## Required work
Please report every line from the material that contains the word "head".
----------------------------------------
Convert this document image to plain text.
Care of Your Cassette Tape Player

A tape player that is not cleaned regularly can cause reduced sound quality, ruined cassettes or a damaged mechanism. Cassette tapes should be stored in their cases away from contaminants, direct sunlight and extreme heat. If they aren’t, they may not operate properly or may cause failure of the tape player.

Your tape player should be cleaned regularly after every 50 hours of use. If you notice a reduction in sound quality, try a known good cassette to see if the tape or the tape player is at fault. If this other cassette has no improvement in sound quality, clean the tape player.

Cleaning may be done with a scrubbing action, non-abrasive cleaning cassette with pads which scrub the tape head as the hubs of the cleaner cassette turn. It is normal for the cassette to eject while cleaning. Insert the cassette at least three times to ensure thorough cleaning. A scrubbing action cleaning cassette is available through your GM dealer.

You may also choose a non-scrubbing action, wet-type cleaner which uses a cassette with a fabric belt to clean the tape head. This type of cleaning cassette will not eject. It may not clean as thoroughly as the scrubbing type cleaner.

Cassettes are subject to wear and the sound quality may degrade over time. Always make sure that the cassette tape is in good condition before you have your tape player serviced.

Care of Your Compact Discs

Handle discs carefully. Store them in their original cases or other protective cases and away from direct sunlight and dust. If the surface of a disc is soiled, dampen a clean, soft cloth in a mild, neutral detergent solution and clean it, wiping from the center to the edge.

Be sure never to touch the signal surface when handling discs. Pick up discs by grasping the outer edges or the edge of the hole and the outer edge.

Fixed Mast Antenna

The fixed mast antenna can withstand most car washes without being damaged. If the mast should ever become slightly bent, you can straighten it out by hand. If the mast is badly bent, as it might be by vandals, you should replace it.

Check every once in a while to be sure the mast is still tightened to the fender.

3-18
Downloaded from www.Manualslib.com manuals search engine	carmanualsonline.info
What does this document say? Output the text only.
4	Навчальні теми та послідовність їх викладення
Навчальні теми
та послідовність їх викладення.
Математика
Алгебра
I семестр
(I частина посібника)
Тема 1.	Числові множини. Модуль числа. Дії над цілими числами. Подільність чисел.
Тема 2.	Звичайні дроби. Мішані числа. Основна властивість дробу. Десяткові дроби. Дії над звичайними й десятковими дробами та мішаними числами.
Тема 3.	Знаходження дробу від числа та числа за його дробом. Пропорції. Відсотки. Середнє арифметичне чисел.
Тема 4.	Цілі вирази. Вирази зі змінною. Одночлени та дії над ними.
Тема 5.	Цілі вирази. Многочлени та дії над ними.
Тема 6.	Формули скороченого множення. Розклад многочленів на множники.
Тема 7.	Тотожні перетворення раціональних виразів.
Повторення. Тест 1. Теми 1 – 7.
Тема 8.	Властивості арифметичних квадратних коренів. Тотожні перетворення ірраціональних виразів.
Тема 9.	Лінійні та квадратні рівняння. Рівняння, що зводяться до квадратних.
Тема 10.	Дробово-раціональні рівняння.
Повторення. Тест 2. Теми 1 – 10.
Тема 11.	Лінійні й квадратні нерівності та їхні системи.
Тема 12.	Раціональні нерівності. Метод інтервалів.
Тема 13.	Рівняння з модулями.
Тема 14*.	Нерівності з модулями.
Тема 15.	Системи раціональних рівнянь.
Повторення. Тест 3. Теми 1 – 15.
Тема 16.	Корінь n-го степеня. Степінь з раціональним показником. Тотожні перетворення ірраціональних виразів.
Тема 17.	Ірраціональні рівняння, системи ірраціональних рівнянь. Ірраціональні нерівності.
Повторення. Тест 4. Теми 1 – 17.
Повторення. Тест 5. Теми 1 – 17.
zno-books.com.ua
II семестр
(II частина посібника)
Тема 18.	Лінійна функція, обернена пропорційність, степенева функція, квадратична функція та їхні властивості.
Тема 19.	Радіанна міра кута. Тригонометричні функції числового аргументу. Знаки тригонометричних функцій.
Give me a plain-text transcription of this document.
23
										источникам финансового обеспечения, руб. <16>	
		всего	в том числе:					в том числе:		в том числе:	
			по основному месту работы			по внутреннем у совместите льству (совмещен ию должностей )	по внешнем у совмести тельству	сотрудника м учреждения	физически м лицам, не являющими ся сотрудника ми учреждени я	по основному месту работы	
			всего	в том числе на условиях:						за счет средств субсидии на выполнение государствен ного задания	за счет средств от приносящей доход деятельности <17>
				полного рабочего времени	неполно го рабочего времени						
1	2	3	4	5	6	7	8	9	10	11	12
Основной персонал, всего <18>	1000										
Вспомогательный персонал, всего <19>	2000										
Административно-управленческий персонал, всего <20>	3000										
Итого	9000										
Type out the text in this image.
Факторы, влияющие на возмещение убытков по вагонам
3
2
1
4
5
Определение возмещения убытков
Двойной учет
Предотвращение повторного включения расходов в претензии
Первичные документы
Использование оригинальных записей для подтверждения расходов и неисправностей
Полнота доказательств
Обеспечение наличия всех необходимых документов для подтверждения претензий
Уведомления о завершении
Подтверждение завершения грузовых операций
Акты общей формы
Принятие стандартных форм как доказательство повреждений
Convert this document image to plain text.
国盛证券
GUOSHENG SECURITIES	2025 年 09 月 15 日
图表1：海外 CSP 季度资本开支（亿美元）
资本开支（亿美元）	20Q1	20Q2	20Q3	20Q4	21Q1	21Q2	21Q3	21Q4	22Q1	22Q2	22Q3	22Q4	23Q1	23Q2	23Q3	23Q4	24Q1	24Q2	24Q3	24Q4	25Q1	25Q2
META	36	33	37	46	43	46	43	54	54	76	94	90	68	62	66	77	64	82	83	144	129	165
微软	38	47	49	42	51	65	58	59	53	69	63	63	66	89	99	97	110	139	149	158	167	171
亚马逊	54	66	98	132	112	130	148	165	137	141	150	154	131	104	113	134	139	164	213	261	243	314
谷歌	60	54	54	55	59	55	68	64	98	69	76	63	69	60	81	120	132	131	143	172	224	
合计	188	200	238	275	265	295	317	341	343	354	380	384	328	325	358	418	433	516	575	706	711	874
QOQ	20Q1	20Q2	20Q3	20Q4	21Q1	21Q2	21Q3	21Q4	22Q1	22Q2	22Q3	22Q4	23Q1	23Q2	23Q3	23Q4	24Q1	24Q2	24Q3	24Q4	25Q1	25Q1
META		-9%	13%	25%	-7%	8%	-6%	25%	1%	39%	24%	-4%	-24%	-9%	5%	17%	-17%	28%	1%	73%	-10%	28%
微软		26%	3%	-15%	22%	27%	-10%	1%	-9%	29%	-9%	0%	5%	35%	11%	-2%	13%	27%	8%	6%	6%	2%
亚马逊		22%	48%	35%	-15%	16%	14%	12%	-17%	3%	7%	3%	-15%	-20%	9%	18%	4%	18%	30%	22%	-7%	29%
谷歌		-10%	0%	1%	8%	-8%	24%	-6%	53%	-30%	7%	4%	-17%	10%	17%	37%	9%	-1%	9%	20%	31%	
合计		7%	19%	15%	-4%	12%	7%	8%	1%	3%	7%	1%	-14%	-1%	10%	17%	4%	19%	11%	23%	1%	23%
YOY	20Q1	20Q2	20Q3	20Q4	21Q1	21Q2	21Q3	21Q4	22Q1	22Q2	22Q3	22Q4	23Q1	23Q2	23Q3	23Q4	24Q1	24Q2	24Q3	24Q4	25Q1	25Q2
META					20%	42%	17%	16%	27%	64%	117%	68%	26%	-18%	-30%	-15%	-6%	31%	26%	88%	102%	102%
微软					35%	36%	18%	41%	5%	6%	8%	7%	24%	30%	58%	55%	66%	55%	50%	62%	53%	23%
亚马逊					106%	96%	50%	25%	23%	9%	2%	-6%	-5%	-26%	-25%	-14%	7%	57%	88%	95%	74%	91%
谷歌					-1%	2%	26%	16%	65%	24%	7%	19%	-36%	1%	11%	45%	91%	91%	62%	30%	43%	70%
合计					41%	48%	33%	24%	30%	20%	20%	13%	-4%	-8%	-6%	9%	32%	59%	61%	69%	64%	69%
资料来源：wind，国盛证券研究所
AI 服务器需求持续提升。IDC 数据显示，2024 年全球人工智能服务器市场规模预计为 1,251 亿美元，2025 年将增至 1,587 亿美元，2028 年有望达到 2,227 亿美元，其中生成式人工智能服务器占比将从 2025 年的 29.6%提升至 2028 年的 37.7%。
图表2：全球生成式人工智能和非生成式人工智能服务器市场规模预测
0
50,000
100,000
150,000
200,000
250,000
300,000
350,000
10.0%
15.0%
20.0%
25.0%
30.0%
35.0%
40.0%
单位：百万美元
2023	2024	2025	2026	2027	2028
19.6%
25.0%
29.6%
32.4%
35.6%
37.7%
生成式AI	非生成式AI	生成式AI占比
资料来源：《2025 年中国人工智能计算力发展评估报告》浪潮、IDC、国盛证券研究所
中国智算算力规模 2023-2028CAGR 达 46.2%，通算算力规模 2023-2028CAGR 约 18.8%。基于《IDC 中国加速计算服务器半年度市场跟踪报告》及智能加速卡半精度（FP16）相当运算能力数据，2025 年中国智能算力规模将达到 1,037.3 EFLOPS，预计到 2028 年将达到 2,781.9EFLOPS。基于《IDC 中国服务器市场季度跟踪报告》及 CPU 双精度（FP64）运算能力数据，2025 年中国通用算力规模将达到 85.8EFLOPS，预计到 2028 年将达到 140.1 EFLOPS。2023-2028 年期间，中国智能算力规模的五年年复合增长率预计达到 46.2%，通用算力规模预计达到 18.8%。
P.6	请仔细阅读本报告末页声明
----------------------------------------
## Answer in full
Cleaning may be done with a scrubbing action, non-abrasive cleaning cassette with pads which scrub the tape head as the hubs of the cleaner cassette turn. It is normal for the cassette to eject while cleaning. Insert the cassette at least three times to ensure thorough cleaning. A scrubbing action cleaning cassette is available through your GM dealer.
You may also choose a non-scrubbing action, wet-type cleaner which uses a cassette with a fabric belt to clean the tape head. This type of cleaning cassette will not eject. It may not clean as thoroughly as the scrubbing type cleaner.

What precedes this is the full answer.